**AIM**
Copy every line of the data below verbatim, without changing anything.

**DATA IN THIS EXERCISE**
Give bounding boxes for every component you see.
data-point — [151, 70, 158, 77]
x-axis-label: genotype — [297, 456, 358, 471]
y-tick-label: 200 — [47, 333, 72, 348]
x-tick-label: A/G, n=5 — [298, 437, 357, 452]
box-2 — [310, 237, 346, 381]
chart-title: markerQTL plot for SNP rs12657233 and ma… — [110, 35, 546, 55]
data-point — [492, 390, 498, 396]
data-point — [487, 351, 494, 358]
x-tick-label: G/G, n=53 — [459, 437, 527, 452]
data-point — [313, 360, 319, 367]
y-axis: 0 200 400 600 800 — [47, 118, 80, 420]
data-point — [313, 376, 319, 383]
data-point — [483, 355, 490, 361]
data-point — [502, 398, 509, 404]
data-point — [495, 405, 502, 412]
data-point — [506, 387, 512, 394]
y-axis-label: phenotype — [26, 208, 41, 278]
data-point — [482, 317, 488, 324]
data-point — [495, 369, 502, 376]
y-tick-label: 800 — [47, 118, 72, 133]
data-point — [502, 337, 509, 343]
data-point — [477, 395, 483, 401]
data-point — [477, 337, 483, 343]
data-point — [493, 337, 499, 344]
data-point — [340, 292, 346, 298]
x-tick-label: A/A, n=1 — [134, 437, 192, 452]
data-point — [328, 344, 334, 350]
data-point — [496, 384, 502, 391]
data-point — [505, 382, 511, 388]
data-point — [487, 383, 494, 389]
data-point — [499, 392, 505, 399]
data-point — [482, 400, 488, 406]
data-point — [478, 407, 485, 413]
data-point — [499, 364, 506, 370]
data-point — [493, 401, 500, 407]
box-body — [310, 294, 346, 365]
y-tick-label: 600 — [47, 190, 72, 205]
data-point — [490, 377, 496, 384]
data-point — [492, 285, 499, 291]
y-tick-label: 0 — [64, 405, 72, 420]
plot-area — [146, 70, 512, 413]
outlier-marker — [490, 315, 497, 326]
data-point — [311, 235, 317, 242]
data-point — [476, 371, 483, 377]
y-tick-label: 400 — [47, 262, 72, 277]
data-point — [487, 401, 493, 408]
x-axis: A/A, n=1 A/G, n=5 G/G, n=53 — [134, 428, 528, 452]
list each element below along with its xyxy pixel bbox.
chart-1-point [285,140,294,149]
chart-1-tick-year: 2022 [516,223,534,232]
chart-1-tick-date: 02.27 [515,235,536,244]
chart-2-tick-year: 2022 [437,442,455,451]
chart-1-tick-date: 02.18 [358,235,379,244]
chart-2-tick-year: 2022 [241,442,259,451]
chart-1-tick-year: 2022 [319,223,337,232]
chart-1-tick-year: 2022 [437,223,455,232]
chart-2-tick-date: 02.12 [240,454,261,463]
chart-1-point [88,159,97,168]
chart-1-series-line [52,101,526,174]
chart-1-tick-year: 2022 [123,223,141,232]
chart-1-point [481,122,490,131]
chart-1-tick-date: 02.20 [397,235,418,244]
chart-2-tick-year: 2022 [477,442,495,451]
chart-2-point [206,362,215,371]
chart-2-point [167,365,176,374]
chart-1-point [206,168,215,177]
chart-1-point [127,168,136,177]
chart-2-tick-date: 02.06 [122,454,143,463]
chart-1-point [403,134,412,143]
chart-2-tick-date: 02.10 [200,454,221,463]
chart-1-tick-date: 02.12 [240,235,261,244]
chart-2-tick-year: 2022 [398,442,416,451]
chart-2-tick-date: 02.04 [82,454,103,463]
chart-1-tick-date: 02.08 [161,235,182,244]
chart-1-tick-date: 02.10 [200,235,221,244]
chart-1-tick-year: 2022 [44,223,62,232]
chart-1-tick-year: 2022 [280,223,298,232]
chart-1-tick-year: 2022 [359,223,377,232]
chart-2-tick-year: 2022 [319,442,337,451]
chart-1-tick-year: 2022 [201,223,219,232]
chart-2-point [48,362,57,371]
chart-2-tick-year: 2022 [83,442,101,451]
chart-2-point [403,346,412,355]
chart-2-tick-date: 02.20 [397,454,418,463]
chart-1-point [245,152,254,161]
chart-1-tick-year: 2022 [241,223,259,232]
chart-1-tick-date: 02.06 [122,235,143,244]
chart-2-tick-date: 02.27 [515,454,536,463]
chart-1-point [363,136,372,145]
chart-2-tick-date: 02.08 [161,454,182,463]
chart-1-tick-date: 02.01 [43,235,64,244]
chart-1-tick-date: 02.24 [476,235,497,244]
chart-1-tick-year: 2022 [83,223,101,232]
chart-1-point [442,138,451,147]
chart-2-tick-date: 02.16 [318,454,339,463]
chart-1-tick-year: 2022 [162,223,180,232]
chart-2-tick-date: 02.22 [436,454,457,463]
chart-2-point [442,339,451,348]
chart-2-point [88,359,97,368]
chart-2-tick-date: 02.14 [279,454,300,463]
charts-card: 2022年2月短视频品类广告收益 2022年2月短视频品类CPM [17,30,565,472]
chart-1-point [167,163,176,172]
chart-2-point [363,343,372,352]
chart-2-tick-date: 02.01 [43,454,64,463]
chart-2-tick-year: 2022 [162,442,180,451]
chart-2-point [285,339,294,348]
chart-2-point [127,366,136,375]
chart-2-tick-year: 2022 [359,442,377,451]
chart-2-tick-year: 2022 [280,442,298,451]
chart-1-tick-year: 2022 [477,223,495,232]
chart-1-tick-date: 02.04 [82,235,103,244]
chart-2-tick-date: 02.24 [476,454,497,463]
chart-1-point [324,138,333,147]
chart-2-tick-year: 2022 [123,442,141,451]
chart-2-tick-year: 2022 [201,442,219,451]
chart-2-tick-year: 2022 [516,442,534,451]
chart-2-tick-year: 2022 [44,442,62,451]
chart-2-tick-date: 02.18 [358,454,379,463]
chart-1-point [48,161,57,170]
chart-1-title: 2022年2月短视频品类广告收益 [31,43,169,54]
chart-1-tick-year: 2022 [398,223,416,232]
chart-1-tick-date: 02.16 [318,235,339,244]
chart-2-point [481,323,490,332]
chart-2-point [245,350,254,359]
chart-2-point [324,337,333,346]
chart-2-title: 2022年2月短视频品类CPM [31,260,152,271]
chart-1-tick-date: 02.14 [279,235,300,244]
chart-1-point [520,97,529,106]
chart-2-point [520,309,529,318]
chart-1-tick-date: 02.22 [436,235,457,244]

**ANSWER TO THE TASK**
Give bounding boxes for every component you see.
data-point — [151, 70, 158, 77]
x-axis-label: genotype — [297, 456, 358, 471]
y-tick-label: 200 — [47, 333, 72, 348]
x-tick-label: A/G, n=5 — [298, 437, 357, 452]
box-2 — [310, 237, 346, 381]
chart-title: markerQTL plot for SNP rs12657233 and ma… — [110, 35, 546, 55]
data-point — [492, 390, 498, 396]
data-point — [487, 351, 494, 358]
x-tick-label: G/G, n=53 — [459, 437, 527, 452]
data-point — [313, 360, 319, 367]
y-axis: 0 200 400 600 800 — [47, 118, 80, 420]
data-point — [313, 376, 319, 383]
data-point — [483, 355, 490, 361]
data-point — [502, 398, 509, 404]
data-point — [495, 405, 502, 412]
data-point — [506, 387, 512, 394]
y-axis-label: phenotype — [26, 208, 41, 278]
data-point — [482, 317, 488, 324]
data-point — [495, 369, 502, 376]
y-tick-label: 800 — [47, 118, 72, 133]
data-point — [502, 337, 509, 343]
data-point — [477, 395, 483, 401]
data-point — [477, 337, 483, 343]
data-point — [493, 337, 499, 344]
data-point — [340, 292, 346, 298]
x-tick-label: A/A, n=1 — [134, 437, 192, 452]
data-point — [328, 344, 334, 350]
data-point — [496, 384, 502, 391]
data-point — [505, 382, 511, 388]
data-point — [487, 383, 494, 389]
data-point — [499, 392, 505, 399]
data-point — [482, 400, 488, 406]
data-point — [478, 407, 485, 413]
data-point — [499, 364, 506, 370]
data-point — [493, 401, 500, 407]
box-body — [310, 294, 346, 365]
y-tick-label: 600 — [47, 190, 72, 205]
data-point — [490, 377, 496, 384]
data-point — [492, 285, 499, 291]
y-tick-label: 0 — [64, 405, 72, 420]
plot-area — [146, 70, 512, 413]
outlier-marker — [490, 315, 497, 326]
data-point — [311, 235, 317, 242]
data-point — [476, 371, 483, 377]
y-tick-label: 400 — [47, 262, 72, 277]
data-point — [487, 401, 493, 408]
x-axis: A/A, n=1 A/G, n=5 G/G, n=53 — [134, 428, 528, 452]
list each element below along with its xyxy pixel bbox.
chart-1-point [285,140,294,149]
chart-1-tick-year: 2022 [516,223,534,232]
chart-1-tick-date: 02.27 [515,235,536,244]
chart-2-tick-year: 2022 [437,442,455,451]
chart-1-tick-date: 02.18 [358,235,379,244]
chart-2-tick-year: 2022 [241,442,259,451]
chart-1-tick-year: 2022 [319,223,337,232]
chart-1-tick-year: 2022 [437,223,455,232]
chart-2-tick-date: 02.12 [240,454,261,463]
chart-1-point [88,159,97,168]
chart-1-series-line [52,101,526,174]
chart-1-tick-year: 2022 [123,223,141,232]
chart-1-point [481,122,490,131]
chart-1-tick-date: 02.20 [397,235,418,244]
chart-2-tick-year: 2022 [477,442,495,451]
chart-2-point [206,362,215,371]
chart-2-point [167,365,176,374]
chart-1-point [206,168,215,177]
chart-1-point [127,168,136,177]
chart-2-tick-date: 02.06 [122,454,143,463]
chart-1-point [403,134,412,143]
chart-2-tick-date: 02.10 [200,454,221,463]
chart-1-tick-date: 02.12 [240,235,261,244]
chart-2-tick-year: 2022 [398,442,416,451]
chart-2-tick-date: 02.04 [82,454,103,463]
chart-1-tick-date: 02.08 [161,235,182,244]
chart-1-tick-date: 02.10 [200,235,221,244]
chart-1-tick-year: 2022 [44,223,62,232]
chart-1-tick-year: 2022 [280,223,298,232]
chart-1-tick-year: 2022 [359,223,377,232]
chart-2-tick-year: 2022 [319,442,337,451]
chart-1-tick-year: 2022 [201,223,219,232]
chart-2-point [48,362,57,371]
chart-2-tick-year: 2022 [83,442,101,451]
chart-2-point [403,346,412,355]
chart-2-tick-date: 02.20 [397,454,418,463]
chart-1-point [245,152,254,161]
chart-1-tick-year: 2022 [241,223,259,232]
chart-1-tick-date: 02.06 [122,235,143,244]
chart-2-tick-date: 02.27 [515,454,536,463]
chart-1-point [363,136,372,145]
chart-2-tick-date: 02.08 [161,454,182,463]
chart-1-tick-date: 02.01 [43,235,64,244]
chart-1-tick-date: 02.24 [476,235,497,244]
chart-1-tick-year: 2022 [83,223,101,232]
chart-1-point [442,138,451,147]
chart-2-tick-date: 02.16 [318,454,339,463]
chart-1-tick-year: 2022 [162,223,180,232]
chart-2-tick-date: 02.22 [436,454,457,463]
chart-2-point [442,339,451,348]
chart-2-point [88,359,97,368]
chart-2-tick-date: 02.14 [279,454,300,463]
charts-card: 2022年2月短视频品类广告收益 2022年2月短视频品类CPM [17,30,565,472]
chart-1-point [167,163,176,172]
chart-2-point [363,343,372,352]
chart-2-tick-date: 02.01 [43,454,64,463]
chart-2-tick-year: 2022 [162,442,180,451]
chart-2-point [285,339,294,348]
chart-2-point [127,366,136,375]
chart-2-tick-year: 2022 [359,442,377,451]
chart-2-tick-year: 2022 [280,442,298,451]
chart-1-tick-year: 2022 [477,223,495,232]
chart-1-tick-date: 02.04 [82,235,103,244]
chart-2-tick-date: 02.24 [476,454,497,463]
chart-1-point [324,138,333,147]
chart-2-tick-year: 2022 [123,442,141,451]
chart-2-tick-year: 2022 [201,442,219,451]
chart-2-tick-year: 2022 [516,442,534,451]
chart-2-tick-year: 2022 [44,442,62,451]
chart-2-tick-date: 02.18 [358,454,379,463]
chart-1-point [48,161,57,170]
chart-1-title: 2022年2月短视频品类广告收益 [31,43,169,54]
chart-1-tick-year: 2022 [398,223,416,232]
chart-1-tick-date: 02.16 [318,235,339,244]
chart-2-point [481,323,490,332]
chart-2-point [245,350,254,359]
chart-2-point [324,337,333,346]
chart-2-title: 2022年2月短视频品类CPM [31,260,152,271]
chart-1-tick-date: 02.14 [279,235,300,244]
chart-1-point [520,97,529,106]
chart-2-point [520,309,529,318]
chart-1-tick-date: 02.22 [436,235,457,244]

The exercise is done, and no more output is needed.